>> Begin
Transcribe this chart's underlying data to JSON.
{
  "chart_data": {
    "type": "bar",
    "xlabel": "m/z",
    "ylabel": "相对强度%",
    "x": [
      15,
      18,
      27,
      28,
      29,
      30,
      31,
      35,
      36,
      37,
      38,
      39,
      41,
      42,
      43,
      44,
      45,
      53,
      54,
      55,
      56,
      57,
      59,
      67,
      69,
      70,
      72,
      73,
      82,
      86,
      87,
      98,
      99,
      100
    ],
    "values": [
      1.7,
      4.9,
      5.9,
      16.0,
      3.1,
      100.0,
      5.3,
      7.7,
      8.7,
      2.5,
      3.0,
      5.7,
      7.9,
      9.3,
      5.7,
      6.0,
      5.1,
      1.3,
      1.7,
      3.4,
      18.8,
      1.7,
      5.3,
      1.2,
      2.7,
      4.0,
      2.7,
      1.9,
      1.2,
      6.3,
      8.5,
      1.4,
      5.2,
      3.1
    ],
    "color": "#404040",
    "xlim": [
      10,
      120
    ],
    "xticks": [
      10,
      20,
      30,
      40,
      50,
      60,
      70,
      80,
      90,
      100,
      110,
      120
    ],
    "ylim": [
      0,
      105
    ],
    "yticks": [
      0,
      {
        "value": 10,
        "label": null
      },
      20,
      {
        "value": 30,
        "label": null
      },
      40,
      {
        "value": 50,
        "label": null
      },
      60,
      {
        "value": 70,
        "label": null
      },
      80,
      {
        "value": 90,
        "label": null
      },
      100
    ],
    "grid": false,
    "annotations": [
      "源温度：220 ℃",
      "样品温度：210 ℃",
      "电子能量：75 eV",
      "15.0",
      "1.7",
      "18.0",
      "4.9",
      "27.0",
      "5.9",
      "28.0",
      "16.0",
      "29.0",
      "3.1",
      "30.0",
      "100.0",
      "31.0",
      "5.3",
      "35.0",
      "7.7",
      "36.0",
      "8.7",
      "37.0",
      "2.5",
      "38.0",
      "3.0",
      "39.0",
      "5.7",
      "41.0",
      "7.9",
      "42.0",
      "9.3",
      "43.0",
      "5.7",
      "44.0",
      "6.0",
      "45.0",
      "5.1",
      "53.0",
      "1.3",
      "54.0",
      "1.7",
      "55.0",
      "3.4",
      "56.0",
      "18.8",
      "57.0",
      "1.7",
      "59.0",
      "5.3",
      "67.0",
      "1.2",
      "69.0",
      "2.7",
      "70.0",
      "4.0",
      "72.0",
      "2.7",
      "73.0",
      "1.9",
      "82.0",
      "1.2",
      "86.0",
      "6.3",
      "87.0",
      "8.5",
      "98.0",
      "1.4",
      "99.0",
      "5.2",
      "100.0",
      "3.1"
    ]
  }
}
>> End
>> Begin
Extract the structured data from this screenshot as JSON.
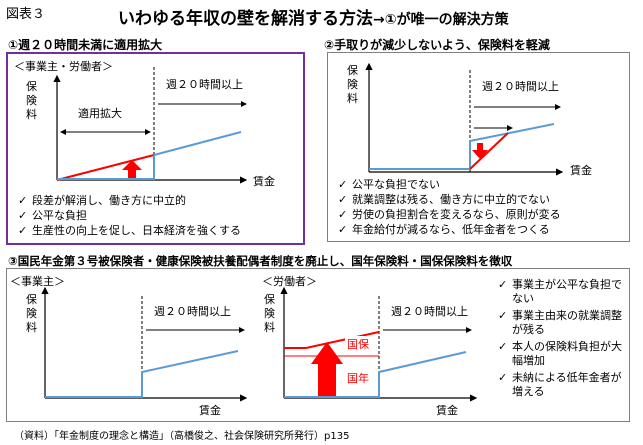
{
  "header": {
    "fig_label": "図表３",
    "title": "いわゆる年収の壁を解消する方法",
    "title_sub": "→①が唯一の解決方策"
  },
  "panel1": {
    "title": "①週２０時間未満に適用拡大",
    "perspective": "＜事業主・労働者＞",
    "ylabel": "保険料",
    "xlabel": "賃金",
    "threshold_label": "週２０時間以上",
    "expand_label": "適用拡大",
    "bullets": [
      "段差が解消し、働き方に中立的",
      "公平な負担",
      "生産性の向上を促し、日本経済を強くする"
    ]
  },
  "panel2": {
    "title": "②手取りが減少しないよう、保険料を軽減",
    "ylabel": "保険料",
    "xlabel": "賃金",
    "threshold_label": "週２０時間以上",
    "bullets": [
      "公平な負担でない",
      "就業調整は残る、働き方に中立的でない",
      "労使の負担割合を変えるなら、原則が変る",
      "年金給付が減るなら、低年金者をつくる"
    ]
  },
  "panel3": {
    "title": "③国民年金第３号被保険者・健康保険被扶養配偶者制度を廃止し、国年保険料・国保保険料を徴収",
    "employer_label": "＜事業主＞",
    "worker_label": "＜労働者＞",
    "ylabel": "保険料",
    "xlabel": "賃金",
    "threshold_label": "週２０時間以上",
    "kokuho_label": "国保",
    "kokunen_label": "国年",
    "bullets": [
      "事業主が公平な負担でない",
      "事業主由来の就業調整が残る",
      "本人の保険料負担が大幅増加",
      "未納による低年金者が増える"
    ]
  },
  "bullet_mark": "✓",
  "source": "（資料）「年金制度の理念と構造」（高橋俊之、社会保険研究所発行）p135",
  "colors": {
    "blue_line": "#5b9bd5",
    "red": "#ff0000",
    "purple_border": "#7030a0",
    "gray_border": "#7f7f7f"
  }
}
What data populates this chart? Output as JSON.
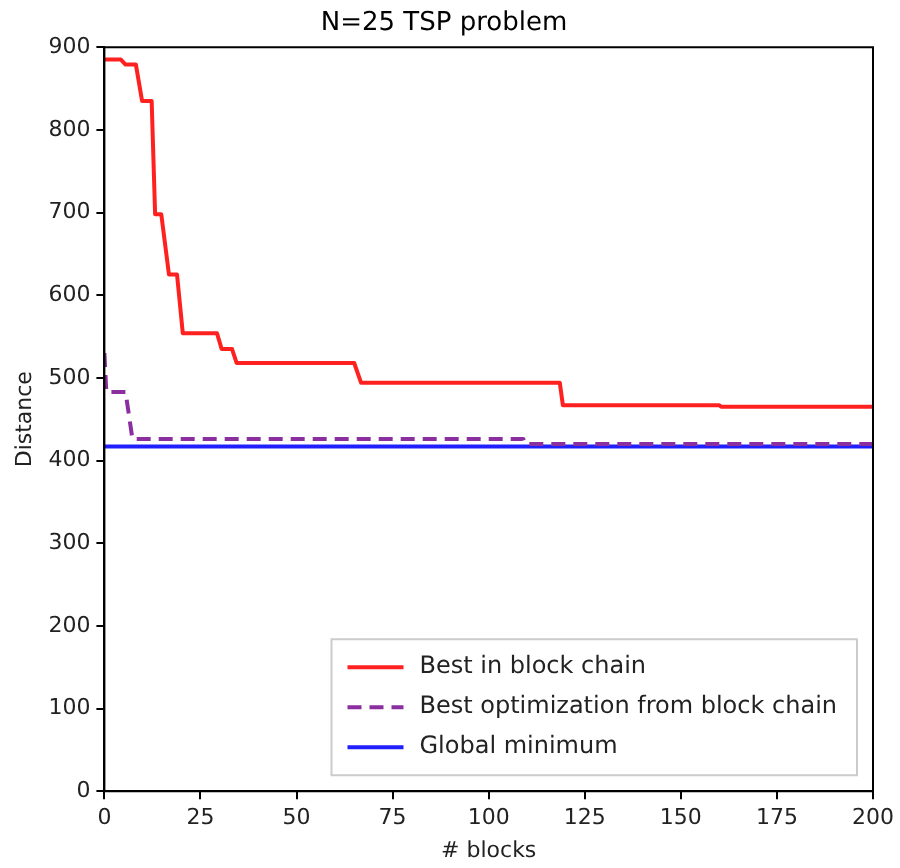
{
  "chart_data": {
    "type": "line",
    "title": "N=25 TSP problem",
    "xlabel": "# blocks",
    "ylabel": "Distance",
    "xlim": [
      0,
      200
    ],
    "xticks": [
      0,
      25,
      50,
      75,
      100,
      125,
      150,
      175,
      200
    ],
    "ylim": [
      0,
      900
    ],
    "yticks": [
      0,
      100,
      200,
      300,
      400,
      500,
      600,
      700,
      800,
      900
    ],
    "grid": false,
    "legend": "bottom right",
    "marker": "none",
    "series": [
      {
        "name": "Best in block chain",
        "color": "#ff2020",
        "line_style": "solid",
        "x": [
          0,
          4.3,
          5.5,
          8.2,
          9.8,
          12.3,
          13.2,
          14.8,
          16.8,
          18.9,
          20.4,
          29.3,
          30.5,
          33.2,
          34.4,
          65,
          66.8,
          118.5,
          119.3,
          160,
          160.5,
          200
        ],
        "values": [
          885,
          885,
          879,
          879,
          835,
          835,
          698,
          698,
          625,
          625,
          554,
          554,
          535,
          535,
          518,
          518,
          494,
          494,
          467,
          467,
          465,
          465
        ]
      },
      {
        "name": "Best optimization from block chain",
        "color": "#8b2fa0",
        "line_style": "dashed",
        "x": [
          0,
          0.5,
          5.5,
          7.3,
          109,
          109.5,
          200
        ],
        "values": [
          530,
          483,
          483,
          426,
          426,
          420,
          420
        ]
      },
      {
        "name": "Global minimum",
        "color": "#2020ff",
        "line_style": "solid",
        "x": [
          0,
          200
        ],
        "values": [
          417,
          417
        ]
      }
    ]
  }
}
>> End
> **EXERCISE INSTRUCTIONS**:
Copy every line of the material in which the word "chain" occurs.

> **SOLUTION FOR THIS TASK**:
        "name": "Best in block chain",
        "name": "Best optimization from block chain",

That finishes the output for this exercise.